──────── INPUT MATERIAL

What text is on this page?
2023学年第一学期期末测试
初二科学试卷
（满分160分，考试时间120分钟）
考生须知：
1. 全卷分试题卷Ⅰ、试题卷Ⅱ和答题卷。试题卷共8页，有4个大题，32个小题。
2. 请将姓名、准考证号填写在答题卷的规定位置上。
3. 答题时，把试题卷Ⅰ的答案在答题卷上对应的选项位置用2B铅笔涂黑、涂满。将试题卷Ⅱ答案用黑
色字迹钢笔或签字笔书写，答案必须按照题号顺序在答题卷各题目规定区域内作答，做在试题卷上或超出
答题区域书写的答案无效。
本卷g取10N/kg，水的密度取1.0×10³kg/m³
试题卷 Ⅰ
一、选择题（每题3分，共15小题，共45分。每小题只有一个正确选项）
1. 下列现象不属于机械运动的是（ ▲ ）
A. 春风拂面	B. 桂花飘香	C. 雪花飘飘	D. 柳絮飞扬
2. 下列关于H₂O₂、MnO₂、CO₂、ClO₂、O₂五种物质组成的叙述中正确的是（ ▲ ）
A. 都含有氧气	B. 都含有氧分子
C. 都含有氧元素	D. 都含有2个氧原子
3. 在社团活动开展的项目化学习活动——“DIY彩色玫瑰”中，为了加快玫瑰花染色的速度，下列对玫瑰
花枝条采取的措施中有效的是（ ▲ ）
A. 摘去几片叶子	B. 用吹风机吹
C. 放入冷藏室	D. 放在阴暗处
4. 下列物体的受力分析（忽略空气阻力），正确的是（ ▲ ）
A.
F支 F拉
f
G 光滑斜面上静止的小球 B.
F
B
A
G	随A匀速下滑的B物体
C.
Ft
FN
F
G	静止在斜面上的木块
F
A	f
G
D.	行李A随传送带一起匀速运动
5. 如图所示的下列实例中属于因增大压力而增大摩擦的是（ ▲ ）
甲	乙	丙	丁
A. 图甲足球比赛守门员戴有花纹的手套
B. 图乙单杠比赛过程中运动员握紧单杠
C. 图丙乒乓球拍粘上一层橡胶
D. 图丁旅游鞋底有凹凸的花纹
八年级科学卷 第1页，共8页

────────────────

Every entry in the listing must be retyped exactly.

What text is on this page?
2023学年第一学期期末测试
初二科学试卷
（满分160分，考试时间120分钟）
考生须知：
1. 全卷分试题卷Ⅰ、试题卷Ⅱ和答题卷。试题卷共8页，有4个大题，32个小题。
2. 请将姓名、准考证号填写在答题卷的规定位置上。
3. 答题时，把试题卷Ⅰ的答案在答题卷上对应的选项位置用2B铅笔涂黑、涂满。将试题卷Ⅱ答案用黑
色字迹钢笔或签字笔书写，答案必须按照题号顺序在答题卷各题目规定区域内作答，做在试题卷上或超出
答题区域书写的答案无效。
本卷g取10N/kg，水的密度取1.0×10³kg/m³
试题卷 Ⅰ
一、选择题（每题3分，共15小题，共45分。每小题只有一个正确选项）
1. 下列现象不属于机械运动的是（ ▲ ）
A. 春风拂面	B. 桂花飘香	C. 雪花飘飘	D. 柳絮飞扬
2. 下列关于H₂O₂、MnO₂、CO₂、ClO₂、O₂五种物质组成的叙述中正确的是（ ▲ ）
A. 都含有氧气	B. 都含有氧分子
C. 都含有氧元素	D. 都含有2个氧原子
3. 在社团活动开展的项目化学习活动——“DIY彩色玫瑰”中，为了加快玫瑰花染色的速度，下列对玫瑰
花枝条采取的措施中有效的是（ ▲ ）
A. 摘去几片叶子	B. 用吹风机吹
C. 放入冷藏室	D. 放在阴暗处
4. 下列物体的受力分析（忽略空气阻力），正确的是（ ▲ ）
A.
F支 F拉
f
G 光滑斜面上静止的小球 B.
F
B
A
G	随A匀速下滑的B物体
C.
Ft
FN
F
G	静止在斜面上的木块
F
A	f
G
D.	行李A随传送带一起匀速运动
5. 如图所示的下列实例中属于因增大压力而增大摩擦的是（ ▲ ）
甲	乙	丙	丁
A. 图甲足球比赛守门员戴有花纹的手套
B. 图乙单杠比赛过程中运动员握紧单杠
C. 图丙乒乓球拍粘上一层橡胶
D. 图丁旅游鞋底有凹凸的花纹
八年级科学卷 第1页，共8页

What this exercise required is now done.